Structured figure records:
════

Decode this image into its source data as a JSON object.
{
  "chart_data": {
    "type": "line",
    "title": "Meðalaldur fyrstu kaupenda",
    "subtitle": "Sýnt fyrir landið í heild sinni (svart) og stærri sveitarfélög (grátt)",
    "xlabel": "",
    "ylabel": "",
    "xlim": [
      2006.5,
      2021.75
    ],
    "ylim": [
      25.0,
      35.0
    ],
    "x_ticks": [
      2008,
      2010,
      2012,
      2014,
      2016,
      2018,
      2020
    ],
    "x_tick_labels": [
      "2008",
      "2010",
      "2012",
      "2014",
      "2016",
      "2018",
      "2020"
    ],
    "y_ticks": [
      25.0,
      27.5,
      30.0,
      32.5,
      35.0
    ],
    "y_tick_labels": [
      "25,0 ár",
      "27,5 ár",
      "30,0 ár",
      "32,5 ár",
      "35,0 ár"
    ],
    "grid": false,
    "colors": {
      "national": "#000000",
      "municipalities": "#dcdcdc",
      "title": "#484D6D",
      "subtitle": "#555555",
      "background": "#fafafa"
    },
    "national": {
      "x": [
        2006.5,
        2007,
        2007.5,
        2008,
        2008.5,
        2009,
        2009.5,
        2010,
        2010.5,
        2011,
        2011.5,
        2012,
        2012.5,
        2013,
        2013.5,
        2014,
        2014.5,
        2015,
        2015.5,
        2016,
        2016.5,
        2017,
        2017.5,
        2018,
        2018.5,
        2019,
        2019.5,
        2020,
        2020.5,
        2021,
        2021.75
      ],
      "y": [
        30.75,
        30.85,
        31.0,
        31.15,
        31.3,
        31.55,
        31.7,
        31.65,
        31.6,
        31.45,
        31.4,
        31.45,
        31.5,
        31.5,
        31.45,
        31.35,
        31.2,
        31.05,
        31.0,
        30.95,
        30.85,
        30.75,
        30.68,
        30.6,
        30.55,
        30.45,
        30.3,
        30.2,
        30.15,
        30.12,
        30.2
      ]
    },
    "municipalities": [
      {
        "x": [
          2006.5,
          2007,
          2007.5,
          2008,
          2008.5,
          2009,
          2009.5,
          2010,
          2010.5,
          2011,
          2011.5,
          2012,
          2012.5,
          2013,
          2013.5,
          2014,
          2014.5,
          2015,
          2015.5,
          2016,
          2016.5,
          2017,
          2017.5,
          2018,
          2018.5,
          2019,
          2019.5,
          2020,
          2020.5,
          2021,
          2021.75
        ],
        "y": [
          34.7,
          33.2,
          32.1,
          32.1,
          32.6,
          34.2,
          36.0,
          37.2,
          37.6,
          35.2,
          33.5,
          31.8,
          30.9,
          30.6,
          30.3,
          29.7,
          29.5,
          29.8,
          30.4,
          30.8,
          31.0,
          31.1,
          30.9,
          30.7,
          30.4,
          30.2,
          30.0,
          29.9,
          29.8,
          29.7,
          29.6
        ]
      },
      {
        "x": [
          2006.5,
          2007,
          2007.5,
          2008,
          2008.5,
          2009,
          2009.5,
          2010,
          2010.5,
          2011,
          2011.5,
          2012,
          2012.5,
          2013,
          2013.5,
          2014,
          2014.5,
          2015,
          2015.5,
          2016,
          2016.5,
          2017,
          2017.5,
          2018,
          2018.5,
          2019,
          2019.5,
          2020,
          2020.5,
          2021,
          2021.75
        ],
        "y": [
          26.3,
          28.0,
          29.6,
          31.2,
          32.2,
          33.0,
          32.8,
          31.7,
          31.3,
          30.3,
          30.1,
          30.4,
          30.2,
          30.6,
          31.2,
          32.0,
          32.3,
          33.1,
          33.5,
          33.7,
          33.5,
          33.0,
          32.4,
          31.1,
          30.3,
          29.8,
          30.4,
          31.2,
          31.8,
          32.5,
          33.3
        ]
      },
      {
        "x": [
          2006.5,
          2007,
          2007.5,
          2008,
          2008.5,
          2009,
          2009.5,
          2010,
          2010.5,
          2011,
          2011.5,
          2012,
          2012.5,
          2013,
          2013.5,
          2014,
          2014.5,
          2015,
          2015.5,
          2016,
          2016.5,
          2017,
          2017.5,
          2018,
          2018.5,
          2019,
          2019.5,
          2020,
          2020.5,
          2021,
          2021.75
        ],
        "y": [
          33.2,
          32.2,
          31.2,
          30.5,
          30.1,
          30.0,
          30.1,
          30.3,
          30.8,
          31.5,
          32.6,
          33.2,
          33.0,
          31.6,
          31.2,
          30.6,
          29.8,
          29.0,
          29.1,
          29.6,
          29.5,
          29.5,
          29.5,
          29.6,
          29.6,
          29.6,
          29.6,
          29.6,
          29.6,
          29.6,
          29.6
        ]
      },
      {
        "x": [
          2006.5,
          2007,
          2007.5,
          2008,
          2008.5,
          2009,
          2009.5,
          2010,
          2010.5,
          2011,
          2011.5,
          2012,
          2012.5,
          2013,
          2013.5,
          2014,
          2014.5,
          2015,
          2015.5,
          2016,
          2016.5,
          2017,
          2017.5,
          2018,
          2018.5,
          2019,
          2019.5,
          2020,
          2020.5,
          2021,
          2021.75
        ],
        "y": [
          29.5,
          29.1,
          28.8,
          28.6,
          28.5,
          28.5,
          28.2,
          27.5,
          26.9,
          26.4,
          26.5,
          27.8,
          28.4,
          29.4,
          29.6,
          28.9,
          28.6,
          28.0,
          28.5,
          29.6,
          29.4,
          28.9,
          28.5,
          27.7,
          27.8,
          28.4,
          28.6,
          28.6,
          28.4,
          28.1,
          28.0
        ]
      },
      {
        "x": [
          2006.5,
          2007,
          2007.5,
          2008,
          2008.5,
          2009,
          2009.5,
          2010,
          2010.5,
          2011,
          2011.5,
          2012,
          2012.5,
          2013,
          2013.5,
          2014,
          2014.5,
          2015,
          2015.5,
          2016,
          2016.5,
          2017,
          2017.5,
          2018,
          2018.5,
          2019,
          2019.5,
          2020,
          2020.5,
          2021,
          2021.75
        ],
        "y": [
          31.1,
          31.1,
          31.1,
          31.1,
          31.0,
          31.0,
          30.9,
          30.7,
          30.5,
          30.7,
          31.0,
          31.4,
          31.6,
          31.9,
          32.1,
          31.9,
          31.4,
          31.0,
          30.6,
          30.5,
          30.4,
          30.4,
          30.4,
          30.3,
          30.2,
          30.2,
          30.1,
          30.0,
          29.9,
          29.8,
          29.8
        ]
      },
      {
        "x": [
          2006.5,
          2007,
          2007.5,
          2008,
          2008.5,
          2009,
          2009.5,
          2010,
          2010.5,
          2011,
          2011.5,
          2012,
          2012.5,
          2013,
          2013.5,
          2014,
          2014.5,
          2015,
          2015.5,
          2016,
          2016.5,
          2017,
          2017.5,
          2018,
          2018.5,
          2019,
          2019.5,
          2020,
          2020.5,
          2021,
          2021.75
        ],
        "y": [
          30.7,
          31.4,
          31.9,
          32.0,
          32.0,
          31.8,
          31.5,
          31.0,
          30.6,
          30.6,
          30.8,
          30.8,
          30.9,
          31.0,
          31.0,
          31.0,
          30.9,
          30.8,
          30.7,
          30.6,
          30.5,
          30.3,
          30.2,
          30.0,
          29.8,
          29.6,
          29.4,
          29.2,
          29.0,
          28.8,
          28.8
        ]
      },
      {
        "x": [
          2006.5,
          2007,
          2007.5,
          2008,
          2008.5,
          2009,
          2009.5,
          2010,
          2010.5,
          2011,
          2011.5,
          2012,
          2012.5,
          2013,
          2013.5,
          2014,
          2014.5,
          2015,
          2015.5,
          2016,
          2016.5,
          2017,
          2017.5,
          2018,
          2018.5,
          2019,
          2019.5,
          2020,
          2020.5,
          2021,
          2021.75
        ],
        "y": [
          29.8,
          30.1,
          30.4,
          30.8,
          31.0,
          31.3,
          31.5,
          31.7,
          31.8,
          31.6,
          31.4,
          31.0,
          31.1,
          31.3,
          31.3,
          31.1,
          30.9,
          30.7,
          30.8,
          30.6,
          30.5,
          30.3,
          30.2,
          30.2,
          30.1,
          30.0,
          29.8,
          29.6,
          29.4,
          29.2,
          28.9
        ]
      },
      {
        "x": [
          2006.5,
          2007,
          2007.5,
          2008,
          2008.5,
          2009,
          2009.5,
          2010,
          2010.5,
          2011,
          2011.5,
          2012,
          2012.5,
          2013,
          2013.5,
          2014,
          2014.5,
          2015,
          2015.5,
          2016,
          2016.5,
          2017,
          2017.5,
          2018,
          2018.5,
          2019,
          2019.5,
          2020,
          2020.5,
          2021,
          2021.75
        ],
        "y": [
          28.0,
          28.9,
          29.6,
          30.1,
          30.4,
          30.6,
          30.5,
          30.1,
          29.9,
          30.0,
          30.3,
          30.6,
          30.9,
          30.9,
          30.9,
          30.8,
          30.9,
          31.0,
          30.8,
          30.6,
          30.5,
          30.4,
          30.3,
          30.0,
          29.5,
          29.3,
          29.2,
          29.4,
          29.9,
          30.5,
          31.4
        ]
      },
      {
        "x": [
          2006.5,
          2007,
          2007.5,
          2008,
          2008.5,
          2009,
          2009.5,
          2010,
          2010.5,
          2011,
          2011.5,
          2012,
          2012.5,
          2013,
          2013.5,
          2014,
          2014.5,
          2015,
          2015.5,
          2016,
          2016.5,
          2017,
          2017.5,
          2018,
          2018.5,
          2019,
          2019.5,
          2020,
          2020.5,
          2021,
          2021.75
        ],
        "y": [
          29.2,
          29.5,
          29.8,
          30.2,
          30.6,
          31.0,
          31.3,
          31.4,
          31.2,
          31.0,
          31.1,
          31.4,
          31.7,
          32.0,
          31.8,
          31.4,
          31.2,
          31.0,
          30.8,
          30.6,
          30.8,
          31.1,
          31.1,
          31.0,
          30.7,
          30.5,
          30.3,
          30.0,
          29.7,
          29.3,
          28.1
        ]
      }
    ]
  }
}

════

GIVEN PROBLEM => The answer must consist solely of the number of lines in the entries that contain the word "subtitle".

SOLUTION TO THE PROBLEM => 2